(Rows from a layout dataset)
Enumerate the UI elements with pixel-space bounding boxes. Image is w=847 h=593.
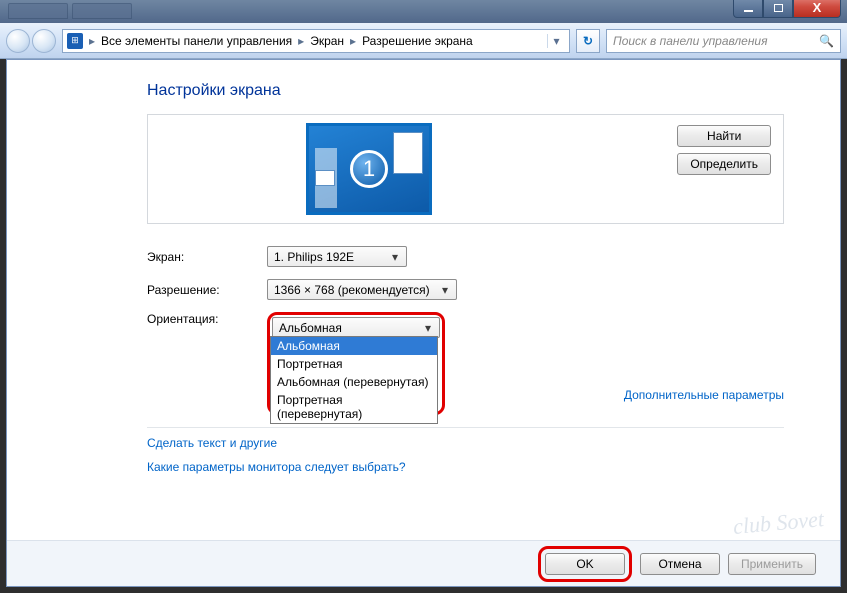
tab-ghost	[72, 3, 132, 19]
links-section: Дополнительные параметры Сделать текст и…	[147, 427, 784, 484]
close-button[interactable]: X	[793, 0, 841, 18]
detect-button[interactable]: Определить	[677, 153, 771, 175]
resolution-value: 1366 × 768 (рекомендуется)	[274, 283, 430, 297]
window-thumb-icon	[393, 132, 423, 174]
cancel-button[interactable]: Отмена	[640, 553, 720, 575]
control-panel-icon: ⊞	[67, 33, 83, 49]
apply-button[interactable]: Применить	[728, 553, 816, 575]
display-preview-panel: 1 Найти Определить	[147, 114, 784, 224]
resolution-label: Разрешение:	[147, 283, 267, 297]
chevron-down-icon: ▾	[388, 250, 402, 264]
dialog-footer: OK Отмена Применить	[7, 540, 840, 586]
ok-button[interactable]: OK	[545, 553, 625, 575]
breadcrumb-screen[interactable]: Экран	[310, 34, 344, 48]
chevron-right-icon: ▸	[87, 34, 97, 48]
address-bar[interactable]: ⊞ ▸ Все элементы панели управления ▸ Экр…	[62, 29, 570, 53]
display-select[interactable]: 1. Philips 192E ▾	[267, 246, 407, 267]
nav-buttons	[6, 29, 56, 53]
window-titlebar	[0, 0, 847, 23]
chevron-right-icon: ▸	[296, 34, 306, 48]
minimize-button[interactable]	[733, 0, 763, 18]
chevron-right-icon: ▸	[348, 34, 358, 48]
breadcrumb-root[interactable]: Все элементы панели управления	[101, 34, 292, 48]
advanced-settings-link[interactable]: Дополнительные параметры	[624, 388, 784, 402]
resolution-select[interactable]: 1366 × 768 (рекомендуется) ▾	[267, 279, 457, 300]
search-input[interactable]: Поиск в панели управления 🔍	[606, 29, 841, 53]
ok-highlight: OK	[538, 546, 632, 582]
orientation-option[interactable]: Портретная (перевернутая)	[271, 391, 437, 423]
orientation-dropdown: Альбомная Портретная Альбомная (переверн…	[270, 336, 438, 424]
search-placeholder: Поиск в панели управления	[613, 34, 768, 48]
orientation-select[interactable]: Альбомная ▾	[272, 317, 440, 338]
orientation-value: Альбомная	[279, 321, 342, 335]
orientation-option[interactable]: Альбомная	[271, 337, 437, 355]
page-body: Настройки экрана 1 Найти Определить Экра…	[6, 59, 841, 587]
window-thumb-icon	[315, 170, 335, 186]
page-title: Настройки экрана	[147, 82, 784, 100]
chevron-down-icon: ▾	[421, 321, 435, 335]
display-value: 1. Philips 192E	[274, 250, 354, 264]
explorer-toolbar: ⊞ ▸ Все элементы панели управления ▸ Экр…	[0, 23, 847, 59]
breadcrumb-resolution[interactable]: Разрешение экрана	[362, 34, 473, 48]
refresh-button[interactable]: ↻	[576, 29, 600, 53]
monitor-number-badge: 1	[350, 150, 388, 188]
orientation-option[interactable]: Альбомная (перевернутая)	[271, 373, 437, 391]
search-icon: 🔍	[819, 34, 834, 48]
window-controls: X	[733, 0, 841, 18]
titlebar-tabs	[8, 3, 132, 19]
monitor-thumbnail[interactable]: 1	[306, 123, 432, 215]
display-label: Экран:	[147, 250, 267, 264]
maximize-button[interactable]	[763, 0, 793, 18]
address-dropdown-icon[interactable]: ▾	[547, 34, 565, 48]
watermark: club Sovet	[732, 506, 825, 540]
orientation-label: Ориентация:	[147, 312, 267, 326]
back-button[interactable]	[6, 29, 30, 53]
text-size-link[interactable]: Сделать текст и другие	[147, 436, 277, 450]
tab-ghost	[8, 3, 68, 19]
find-button[interactable]: Найти	[677, 125, 771, 147]
orientation-option[interactable]: Портретная	[271, 355, 437, 373]
chevron-down-icon: ▾	[438, 283, 452, 297]
forward-button[interactable]	[32, 29, 56, 53]
monitor-help-link[interactable]: Какие параметры монитора следует выбрать…	[147, 460, 406, 474]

### Task brief
Pull out every line of the material that contains the word "Поиск", treating uppercase and lowercase letters as different.

### Response for this exercise
search-input[interactable]: Поиск в панели управления 🔍	[606, 29, 841, 53]
search-placeholder: Поиск в панели управления	[613, 34, 768, 48]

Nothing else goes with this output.